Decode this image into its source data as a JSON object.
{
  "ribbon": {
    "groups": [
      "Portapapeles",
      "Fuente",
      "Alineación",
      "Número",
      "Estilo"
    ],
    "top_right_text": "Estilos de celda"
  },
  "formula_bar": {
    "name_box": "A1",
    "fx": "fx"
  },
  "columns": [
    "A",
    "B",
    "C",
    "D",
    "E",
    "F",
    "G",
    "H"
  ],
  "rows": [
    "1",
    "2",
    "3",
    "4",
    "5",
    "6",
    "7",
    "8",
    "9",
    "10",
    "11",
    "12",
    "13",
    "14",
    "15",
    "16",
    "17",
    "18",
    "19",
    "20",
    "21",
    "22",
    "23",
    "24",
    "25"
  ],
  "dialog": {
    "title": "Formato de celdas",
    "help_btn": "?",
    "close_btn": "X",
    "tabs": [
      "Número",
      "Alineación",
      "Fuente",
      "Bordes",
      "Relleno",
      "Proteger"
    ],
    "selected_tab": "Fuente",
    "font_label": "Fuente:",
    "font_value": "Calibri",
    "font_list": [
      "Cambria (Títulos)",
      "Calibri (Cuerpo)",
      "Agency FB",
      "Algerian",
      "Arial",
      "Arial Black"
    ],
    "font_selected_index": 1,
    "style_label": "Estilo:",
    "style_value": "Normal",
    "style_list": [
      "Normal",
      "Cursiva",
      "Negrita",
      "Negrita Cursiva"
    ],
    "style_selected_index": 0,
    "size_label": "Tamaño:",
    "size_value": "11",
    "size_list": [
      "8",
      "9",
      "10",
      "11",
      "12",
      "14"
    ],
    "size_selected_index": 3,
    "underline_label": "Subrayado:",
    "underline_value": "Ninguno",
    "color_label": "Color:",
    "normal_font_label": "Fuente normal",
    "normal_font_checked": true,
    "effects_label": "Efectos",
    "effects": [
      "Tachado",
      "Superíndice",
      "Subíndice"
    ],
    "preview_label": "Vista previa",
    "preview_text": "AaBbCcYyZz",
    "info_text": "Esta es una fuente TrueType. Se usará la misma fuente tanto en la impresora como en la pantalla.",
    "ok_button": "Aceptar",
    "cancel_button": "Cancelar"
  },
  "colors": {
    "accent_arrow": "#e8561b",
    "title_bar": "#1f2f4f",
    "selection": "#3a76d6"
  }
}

......

# Stated problem
The records above must be repeated exactly, every one of them.

# Solution
Decode this image into its source data as a JSON object.
{
  "ribbon": {
    "groups": [
      "Portapapeles",
      "Fuente",
      "Alineación",
      "Número",
      "Estilo"
    ],
    "top_right_text": "Estilos de celda"
  },
  "formula_bar": {
    "name_box": "A1",
    "fx": "fx"
  },
  "columns": [
    "A",
    "B",
    "C",
    "D",
    "E",
    "F",
    "G",
    "H"
  ],
  "rows": [
    "1",
    "2",
    "3",
    "4",
    "5",
    "6",
    "7",
    "8",
    "9",
    "10",
    "11",
    "12",
    "13",
    "14",
    "15",
    "16",
    "17",
    "18",
    "19",
    "20",
    "21",
    "22",
    "23",
    "24",
    "25"
  ],
  "dialog": {
    "title": "Formato de celdas",
    "help_btn": "?",
    "close_btn": "X",
    "tabs": [
      "Número",
      "Alineación",
      "Fuente",
      "Bordes",
      "Relleno",
      "Proteger"
    ],
    "selected_tab": "Fuente",
    "font_label": "Fuente:",
    "font_value": "Calibri",
    "font_list": [
      "Cambria (Títulos)",
      "Calibri (Cuerpo)",
      "Agency FB",
      "Algerian",
      "Arial",
      "Arial Black"
    ],
    "font_selected_index": 1,
    "style_label": "Estilo:",
    "style_value": "Normal",
    "style_list": [
      "Normal",
      "Cursiva",
      "Negrita",
      "Negrita Cursiva"
    ],
    "style_selected_index": 0,
    "size_label": "Tamaño:",
    "size_value": "11",
    "size_list": [
      "8",
      "9",
      "10",
      "11",
      "12",
      "14"
    ],
    "size_selected_index": 3,
    "underline_label": "Subrayado:",
    "underline_value": "Ninguno",
    "color_label": "Color:",
    "normal_font_label": "Fuente normal",
    "normal_font_checked": true,
    "effects_label": "Efectos",
    "effects": [
      "Tachado",
      "Superíndice",
      "Subíndice"
    ],
    "preview_label": "Vista previa",
    "preview_text": "AaBbCcYyZz",
    "info_text": "Esta es una fuente TrueType. Se usará la misma fuente tanto en la impresora como en la pantalla.",
    "ok_button": "Aceptar",
    "cancel_button": "Cancelar"
  },
  "colors": {
    "accent_arrow": "#e8561b",
    "title_bar": "#1f2f4f",
    "selection": "#3a76d6"
  }
}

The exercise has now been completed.